▶ Exercise
Each line containing the word "TemporalAdjusters" must be reported.

▶ Exercise input
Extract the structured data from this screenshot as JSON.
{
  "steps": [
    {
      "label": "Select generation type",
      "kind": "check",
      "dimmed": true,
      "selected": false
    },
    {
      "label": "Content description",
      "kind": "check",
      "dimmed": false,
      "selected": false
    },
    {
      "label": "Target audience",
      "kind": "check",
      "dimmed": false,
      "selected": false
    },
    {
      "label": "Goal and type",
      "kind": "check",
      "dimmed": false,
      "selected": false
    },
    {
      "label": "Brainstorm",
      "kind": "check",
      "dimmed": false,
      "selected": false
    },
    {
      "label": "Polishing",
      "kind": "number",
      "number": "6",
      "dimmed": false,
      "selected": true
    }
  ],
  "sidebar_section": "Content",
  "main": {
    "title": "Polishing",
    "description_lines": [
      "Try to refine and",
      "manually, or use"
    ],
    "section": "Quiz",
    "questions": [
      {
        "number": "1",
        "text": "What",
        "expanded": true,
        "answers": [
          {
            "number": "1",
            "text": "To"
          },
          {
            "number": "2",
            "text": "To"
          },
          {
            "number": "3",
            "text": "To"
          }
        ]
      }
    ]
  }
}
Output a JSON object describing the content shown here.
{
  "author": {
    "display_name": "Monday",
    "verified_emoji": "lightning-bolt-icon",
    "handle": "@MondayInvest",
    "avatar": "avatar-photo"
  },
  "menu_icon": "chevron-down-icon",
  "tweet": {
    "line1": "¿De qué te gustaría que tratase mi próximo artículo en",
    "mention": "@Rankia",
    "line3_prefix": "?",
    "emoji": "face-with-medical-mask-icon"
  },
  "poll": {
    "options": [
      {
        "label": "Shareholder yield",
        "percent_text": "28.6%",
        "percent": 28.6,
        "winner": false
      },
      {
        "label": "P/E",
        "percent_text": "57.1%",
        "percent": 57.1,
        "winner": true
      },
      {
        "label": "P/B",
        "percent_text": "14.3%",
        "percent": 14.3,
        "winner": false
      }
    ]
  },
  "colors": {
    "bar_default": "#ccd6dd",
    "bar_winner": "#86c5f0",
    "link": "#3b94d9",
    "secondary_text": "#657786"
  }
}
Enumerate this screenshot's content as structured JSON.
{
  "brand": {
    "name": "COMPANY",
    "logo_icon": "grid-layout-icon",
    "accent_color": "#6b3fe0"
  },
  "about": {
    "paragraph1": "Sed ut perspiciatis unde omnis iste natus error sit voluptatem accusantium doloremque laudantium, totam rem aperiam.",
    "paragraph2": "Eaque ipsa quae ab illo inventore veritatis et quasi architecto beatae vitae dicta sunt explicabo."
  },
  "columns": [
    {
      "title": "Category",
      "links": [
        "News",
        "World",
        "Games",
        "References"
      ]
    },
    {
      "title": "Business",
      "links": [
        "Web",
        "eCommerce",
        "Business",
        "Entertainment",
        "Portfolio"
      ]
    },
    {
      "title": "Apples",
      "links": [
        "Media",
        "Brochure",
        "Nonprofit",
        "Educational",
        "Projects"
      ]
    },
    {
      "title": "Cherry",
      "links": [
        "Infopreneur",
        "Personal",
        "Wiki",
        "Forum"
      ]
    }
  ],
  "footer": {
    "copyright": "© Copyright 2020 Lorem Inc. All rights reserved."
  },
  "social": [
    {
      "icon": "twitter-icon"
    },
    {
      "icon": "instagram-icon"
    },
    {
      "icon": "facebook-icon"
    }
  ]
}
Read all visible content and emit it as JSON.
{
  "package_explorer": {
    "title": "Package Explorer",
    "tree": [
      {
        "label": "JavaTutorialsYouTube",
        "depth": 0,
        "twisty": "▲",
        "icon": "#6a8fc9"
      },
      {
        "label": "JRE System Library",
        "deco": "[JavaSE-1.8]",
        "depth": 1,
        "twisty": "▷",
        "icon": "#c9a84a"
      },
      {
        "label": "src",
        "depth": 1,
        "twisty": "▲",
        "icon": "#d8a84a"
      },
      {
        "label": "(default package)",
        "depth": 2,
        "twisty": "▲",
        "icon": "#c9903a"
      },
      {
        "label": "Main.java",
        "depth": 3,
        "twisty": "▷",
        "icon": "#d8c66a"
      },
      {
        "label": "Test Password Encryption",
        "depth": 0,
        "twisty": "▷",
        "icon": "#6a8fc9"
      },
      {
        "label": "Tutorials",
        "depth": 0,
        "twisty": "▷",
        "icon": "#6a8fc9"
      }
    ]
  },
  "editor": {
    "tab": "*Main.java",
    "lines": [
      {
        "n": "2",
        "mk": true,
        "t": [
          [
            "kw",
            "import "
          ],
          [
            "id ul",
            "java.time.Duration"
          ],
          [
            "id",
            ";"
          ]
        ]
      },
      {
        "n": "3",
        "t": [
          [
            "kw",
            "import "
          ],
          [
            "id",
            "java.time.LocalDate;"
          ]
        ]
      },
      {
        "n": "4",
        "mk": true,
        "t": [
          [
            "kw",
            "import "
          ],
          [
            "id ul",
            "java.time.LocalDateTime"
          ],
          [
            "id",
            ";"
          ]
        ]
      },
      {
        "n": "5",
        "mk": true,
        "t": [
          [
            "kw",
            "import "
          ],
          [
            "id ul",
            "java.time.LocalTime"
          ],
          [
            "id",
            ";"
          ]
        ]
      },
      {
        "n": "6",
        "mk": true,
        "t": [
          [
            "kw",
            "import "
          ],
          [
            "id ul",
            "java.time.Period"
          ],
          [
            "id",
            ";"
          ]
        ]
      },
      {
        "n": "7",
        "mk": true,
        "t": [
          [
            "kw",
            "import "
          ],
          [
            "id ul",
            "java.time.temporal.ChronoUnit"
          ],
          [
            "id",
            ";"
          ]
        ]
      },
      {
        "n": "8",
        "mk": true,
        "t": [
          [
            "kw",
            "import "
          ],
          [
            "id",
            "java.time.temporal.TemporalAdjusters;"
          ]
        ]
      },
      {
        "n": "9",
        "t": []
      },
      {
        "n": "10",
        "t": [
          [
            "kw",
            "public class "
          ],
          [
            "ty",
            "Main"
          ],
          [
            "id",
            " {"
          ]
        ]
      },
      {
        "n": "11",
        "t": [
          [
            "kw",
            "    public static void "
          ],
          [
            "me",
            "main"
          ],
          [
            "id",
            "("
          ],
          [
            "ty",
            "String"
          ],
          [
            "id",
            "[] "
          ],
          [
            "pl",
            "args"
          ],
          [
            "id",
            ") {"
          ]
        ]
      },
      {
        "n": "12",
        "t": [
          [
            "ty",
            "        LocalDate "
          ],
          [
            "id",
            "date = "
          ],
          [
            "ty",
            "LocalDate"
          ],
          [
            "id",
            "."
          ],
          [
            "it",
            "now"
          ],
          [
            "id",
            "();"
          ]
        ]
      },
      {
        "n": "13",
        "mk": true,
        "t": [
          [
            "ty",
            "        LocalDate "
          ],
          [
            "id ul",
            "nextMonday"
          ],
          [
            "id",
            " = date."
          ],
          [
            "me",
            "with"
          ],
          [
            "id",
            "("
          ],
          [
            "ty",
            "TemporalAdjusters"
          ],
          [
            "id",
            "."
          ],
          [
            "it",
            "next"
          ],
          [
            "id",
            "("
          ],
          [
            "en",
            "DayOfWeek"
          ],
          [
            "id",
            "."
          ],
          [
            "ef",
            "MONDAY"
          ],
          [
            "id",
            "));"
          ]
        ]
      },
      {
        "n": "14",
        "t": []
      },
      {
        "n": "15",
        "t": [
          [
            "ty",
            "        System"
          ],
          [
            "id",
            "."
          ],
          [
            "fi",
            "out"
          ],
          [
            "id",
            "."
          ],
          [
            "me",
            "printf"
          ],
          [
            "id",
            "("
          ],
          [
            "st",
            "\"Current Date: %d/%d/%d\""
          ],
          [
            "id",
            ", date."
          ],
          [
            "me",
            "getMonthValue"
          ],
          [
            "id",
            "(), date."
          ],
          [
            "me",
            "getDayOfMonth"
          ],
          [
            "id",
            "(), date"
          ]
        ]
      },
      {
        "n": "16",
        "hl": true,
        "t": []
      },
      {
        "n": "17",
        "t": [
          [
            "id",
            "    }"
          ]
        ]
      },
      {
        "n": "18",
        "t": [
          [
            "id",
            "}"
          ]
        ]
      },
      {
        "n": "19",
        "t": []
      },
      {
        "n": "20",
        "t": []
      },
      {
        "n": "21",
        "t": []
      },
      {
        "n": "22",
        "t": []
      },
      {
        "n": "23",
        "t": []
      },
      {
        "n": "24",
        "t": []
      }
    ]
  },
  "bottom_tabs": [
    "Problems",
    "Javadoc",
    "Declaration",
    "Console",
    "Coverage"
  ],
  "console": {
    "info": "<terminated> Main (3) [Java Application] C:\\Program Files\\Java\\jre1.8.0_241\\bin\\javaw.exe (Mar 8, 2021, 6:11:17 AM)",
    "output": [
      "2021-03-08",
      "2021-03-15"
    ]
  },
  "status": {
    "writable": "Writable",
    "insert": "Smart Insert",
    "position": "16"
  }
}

▶ Solution to this exercise
            "java.time.temporal.TemporalAdjusters;"
            "TemporalAdjusters"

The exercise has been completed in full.